> [WORK TO DO] In the listing below, find every line with the string "Editor" and pull it out.

## Start

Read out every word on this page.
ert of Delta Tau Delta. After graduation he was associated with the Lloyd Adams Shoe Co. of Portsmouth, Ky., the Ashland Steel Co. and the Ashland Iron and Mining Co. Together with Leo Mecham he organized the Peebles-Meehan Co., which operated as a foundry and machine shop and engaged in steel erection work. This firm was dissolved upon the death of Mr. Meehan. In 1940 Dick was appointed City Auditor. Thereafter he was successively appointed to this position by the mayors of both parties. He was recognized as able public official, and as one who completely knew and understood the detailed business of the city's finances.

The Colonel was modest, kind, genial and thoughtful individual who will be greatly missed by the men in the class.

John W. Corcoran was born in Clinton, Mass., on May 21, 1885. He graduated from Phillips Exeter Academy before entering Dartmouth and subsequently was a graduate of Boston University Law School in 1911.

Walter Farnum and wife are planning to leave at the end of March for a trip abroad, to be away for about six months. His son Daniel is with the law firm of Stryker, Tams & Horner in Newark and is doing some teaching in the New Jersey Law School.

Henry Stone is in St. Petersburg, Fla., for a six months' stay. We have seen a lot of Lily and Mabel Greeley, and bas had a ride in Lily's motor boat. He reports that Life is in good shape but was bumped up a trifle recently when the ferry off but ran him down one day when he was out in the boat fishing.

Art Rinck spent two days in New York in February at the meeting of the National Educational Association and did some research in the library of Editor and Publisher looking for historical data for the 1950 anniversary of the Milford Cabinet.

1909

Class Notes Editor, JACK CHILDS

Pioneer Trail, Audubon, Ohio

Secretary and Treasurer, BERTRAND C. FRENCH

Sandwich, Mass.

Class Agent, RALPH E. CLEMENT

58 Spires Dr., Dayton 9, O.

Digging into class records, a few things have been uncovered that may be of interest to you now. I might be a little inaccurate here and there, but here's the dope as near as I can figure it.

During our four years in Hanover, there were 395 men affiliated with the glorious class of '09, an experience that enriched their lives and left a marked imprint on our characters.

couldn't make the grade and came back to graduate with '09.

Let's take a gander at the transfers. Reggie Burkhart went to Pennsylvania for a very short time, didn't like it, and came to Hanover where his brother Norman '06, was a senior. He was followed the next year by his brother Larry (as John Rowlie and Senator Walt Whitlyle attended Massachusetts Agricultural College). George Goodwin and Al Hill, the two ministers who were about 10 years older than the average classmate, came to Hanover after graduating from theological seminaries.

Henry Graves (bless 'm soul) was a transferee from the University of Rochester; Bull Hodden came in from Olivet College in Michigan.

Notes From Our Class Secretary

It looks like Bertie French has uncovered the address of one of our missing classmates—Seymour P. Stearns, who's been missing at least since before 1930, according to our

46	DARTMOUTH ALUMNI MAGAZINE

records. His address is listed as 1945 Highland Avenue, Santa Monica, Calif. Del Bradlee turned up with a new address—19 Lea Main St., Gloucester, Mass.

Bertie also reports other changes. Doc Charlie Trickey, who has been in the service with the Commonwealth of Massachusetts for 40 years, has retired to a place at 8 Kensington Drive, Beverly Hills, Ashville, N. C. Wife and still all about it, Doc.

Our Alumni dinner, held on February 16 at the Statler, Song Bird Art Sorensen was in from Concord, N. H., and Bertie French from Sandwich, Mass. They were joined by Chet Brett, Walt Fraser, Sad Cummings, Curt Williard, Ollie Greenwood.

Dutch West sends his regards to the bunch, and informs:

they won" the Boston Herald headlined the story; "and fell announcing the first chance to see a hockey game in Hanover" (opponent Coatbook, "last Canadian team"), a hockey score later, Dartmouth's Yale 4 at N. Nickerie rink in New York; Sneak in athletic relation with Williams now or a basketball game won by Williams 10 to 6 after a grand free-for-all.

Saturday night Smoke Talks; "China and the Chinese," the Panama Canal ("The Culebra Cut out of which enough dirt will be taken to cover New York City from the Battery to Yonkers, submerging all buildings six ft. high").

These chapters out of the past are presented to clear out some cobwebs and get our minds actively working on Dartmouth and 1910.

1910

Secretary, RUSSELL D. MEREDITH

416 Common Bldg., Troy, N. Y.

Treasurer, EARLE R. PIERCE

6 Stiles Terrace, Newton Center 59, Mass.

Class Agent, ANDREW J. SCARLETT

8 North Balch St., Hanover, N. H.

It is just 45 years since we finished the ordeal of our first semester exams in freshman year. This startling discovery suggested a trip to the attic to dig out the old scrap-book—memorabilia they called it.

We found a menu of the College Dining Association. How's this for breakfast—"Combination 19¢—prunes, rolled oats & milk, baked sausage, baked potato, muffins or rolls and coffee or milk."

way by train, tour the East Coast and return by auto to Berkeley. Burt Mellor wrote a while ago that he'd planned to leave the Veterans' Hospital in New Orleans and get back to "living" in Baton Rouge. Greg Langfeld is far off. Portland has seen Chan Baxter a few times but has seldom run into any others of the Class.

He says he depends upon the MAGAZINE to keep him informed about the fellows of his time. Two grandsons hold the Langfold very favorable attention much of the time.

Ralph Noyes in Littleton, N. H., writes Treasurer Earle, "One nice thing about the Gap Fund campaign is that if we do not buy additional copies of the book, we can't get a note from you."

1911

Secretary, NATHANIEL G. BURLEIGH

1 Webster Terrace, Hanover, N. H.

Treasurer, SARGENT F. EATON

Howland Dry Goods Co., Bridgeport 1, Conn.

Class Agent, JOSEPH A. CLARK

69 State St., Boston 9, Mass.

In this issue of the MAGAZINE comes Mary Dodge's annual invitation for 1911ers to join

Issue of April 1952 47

## End

> [SOLVED EXERCISE]
Art Rinck spent two days in New York in February at the meeting of the National Educational Association and did some research in the library of Editor and Publisher looking for historical data for the 1950 anniversary of the Milford Cabinet.
Class Notes Editor, JACK CHILDS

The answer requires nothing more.